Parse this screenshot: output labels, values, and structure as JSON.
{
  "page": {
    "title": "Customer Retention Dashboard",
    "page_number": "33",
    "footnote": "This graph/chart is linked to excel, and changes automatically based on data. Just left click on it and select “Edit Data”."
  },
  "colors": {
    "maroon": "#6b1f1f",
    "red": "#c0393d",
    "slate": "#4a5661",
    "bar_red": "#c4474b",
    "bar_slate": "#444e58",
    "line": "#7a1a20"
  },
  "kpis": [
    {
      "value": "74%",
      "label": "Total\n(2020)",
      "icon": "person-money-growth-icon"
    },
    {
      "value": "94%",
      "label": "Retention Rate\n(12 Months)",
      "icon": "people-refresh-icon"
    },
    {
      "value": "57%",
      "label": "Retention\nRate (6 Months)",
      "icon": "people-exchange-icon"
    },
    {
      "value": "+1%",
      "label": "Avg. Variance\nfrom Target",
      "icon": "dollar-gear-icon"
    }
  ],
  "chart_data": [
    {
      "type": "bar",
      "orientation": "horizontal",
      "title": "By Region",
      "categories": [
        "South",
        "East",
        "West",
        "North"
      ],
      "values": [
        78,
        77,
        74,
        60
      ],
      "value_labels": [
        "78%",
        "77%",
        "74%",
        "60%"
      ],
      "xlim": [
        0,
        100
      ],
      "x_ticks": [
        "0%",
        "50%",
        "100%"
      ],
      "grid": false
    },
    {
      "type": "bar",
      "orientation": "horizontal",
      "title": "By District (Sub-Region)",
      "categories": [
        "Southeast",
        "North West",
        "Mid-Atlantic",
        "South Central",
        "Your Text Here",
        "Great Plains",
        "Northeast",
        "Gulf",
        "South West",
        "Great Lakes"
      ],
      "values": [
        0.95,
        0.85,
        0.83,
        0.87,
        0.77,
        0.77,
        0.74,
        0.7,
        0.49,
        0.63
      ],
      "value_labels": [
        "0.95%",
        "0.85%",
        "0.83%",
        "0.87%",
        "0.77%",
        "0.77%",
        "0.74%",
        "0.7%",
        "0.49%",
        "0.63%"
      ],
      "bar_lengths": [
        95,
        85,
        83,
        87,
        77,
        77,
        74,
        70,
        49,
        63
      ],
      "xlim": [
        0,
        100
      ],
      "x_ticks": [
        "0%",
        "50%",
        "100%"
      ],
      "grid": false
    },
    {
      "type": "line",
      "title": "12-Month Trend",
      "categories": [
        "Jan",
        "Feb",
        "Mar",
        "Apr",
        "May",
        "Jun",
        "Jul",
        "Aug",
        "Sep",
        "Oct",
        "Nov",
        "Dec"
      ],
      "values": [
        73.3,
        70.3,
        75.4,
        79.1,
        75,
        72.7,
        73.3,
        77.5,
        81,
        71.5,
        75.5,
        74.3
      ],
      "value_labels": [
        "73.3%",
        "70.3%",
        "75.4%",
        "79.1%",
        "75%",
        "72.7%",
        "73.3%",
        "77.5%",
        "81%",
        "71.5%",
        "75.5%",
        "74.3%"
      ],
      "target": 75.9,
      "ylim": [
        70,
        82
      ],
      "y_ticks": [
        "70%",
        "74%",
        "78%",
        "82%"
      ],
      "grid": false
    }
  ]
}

-------

> WHAT YOU SHOULD DO: The required output is the number of lines containing the word "title", and nothing besides.

> SOLUTION TO THIS EXERCISE: 4